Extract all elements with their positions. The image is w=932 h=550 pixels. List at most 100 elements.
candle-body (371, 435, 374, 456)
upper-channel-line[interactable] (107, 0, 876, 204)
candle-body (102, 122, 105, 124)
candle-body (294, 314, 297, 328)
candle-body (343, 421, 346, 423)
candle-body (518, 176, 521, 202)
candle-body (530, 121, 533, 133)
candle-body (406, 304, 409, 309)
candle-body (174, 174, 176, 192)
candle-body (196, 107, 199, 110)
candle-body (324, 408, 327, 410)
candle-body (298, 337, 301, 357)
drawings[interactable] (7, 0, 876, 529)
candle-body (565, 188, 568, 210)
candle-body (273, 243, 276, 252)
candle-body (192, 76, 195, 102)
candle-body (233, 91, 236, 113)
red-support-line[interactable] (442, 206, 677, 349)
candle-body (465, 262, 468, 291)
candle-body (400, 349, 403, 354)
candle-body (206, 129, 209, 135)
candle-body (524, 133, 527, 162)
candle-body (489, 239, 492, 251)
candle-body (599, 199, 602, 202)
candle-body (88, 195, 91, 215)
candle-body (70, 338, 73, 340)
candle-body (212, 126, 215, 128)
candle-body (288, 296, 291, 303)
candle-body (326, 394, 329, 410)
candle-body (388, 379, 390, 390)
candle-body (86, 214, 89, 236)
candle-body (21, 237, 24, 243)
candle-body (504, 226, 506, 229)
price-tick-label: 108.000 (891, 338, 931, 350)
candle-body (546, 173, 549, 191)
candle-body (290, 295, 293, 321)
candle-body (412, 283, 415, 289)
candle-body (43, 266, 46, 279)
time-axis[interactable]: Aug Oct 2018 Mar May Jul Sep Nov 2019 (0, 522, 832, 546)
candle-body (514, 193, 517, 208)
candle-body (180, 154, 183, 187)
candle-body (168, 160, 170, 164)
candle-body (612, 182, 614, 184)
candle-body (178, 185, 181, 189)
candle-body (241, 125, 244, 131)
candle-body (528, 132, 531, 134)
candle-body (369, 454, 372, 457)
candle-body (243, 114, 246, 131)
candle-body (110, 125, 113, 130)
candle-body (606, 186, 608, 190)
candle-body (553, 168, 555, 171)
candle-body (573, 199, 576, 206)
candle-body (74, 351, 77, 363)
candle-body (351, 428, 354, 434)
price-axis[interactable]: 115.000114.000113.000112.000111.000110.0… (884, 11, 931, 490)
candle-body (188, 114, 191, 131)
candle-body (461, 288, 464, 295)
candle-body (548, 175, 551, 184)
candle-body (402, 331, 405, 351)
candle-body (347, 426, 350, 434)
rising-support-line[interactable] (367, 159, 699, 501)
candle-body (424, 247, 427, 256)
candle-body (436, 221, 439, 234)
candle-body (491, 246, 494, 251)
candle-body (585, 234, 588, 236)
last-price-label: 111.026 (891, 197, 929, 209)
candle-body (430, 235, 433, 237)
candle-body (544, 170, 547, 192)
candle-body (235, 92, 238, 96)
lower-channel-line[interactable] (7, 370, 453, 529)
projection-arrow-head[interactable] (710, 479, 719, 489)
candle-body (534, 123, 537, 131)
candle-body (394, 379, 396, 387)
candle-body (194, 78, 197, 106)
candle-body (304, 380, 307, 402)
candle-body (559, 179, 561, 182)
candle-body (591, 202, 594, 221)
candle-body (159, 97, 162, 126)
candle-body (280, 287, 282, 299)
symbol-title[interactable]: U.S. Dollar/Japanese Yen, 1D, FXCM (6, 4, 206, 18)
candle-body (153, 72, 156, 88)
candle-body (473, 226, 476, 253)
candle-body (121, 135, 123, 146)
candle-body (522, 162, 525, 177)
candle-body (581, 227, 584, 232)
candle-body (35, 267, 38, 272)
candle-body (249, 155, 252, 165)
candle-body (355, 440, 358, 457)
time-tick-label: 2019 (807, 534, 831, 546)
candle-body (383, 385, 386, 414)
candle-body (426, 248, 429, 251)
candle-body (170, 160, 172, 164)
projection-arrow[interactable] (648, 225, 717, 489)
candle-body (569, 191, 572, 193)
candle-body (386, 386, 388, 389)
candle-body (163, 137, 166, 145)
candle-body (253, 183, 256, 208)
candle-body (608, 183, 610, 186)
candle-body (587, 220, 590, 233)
====
#### Set task:
Copy the lines of the records above word for word.

#### Result for this task:
Extract all elements with their positions. The image is w=932 h=550 pixels. List at most 100 elements.
candle-body (371, 435, 374, 456)
upper-channel-line[interactable] (107, 0, 876, 204)
candle-body (102, 122, 105, 124)
candle-body (294, 314, 297, 328)
candle-body (343, 421, 346, 423)
candle-body (518, 176, 521, 202)
candle-body (530, 121, 533, 133)
candle-body (406, 304, 409, 309)
candle-body (174, 174, 176, 192)
candle-body (196, 107, 199, 110)
candle-body (324, 408, 327, 410)
candle-body (298, 337, 301, 357)
drawings[interactable] (7, 0, 876, 529)
candle-body (565, 188, 568, 210)
candle-body (273, 243, 276, 252)
candle-body (192, 76, 195, 102)
candle-body (233, 91, 236, 113)
red-support-line[interactable] (442, 206, 677, 349)
candle-body (465, 262, 468, 291)
candle-body (400, 349, 403, 354)
candle-body (206, 129, 209, 135)
candle-body (524, 133, 527, 162)
candle-body (489, 239, 492, 251)
candle-body (599, 199, 602, 202)
candle-body (88, 195, 91, 215)
candle-body (70, 338, 73, 340)
candle-body (212, 126, 215, 128)
candle-body (288, 296, 291, 303)
candle-body (326, 394, 329, 410)
candle-body (388, 379, 390, 390)
candle-body (86, 214, 89, 236)
candle-body (21, 237, 24, 243)
candle-body (504, 226, 506, 229)
price-tick-label: 108.000 (891, 338, 931, 350)
candle-body (546, 173, 549, 191)
candle-body (290, 295, 293, 321)
candle-body (412, 283, 415, 289)
candle-body (43, 266, 46, 279)
time-axis[interactable]: Aug Oct 2018 Mar May Jul Sep Nov 2019 (0, 522, 832, 546)
candle-body (514, 193, 517, 208)
candle-body (180, 154, 183, 187)
candle-body (168, 160, 170, 164)
candle-body (612, 182, 614, 184)
candle-body (178, 185, 181, 189)
candle-body (241, 125, 244, 131)
candle-body (528, 132, 531, 134)
candle-body (369, 454, 372, 457)
candle-body (243, 114, 246, 131)
candle-body (110, 125, 113, 130)
candle-body (606, 186, 608, 190)
candle-body (553, 168, 555, 171)
candle-body (573, 199, 576, 206)
candle-body (74, 351, 77, 363)
candle-body (351, 428, 354, 434)
price-axis[interactable]: 115.000114.000113.000112.000111.000110.0… (884, 11, 931, 490)
candle-body (188, 114, 191, 131)
candle-body (461, 288, 464, 295)
candle-body (548, 175, 551, 184)
candle-body (402, 331, 405, 351)
candle-body (347, 426, 350, 434)
rising-support-line[interactable] (367, 159, 699, 501)
candle-body (424, 247, 427, 256)
candle-body (436, 221, 439, 234)
candle-body (491, 246, 494, 251)
candle-body (585, 234, 588, 236)
last-price-label: 111.026 (891, 197, 929, 209)
candle-body (430, 235, 433, 237)
candle-body (544, 170, 547, 192)
candle-body (235, 92, 238, 96)
lower-channel-line[interactable] (7, 370, 453, 529)
projection-arrow-head[interactable] (710, 479, 719, 489)
candle-body (534, 123, 537, 131)
candle-body (394, 379, 396, 387)
candle-body (194, 78, 197, 106)
candle-body (304, 380, 307, 402)
candle-body (559, 179, 561, 182)
candle-body (591, 202, 594, 221)
candle-body (159, 97, 162, 126)
candle-body (280, 287, 282, 299)
symbol-title[interactable]: U.S. Dollar/Japanese Yen, 1D, FXCM (6, 4, 206, 18)
candle-body (153, 72, 156, 88)
candle-body (473, 226, 476, 253)
candle-body (121, 135, 123, 146)
candle-body (522, 162, 525, 177)
candle-body (581, 227, 584, 232)
candle-body (35, 267, 38, 272)
candle-body (249, 155, 252, 165)
candle-body (355, 440, 358, 457)
time-tick-label: 2019 (807, 534, 831, 546)
candle-body (383, 385, 386, 414)
candle-body (426, 248, 429, 251)
candle-body (170, 160, 172, 164)
projection-arrow[interactable] (648, 225, 717, 489)
candle-body (569, 191, 572, 193)
candle-body (386, 386, 388, 389)
candle-body (163, 137, 166, 145)
candle-body (253, 183, 256, 208)
candle-body (608, 183, 610, 186)
candle-body (587, 220, 590, 233)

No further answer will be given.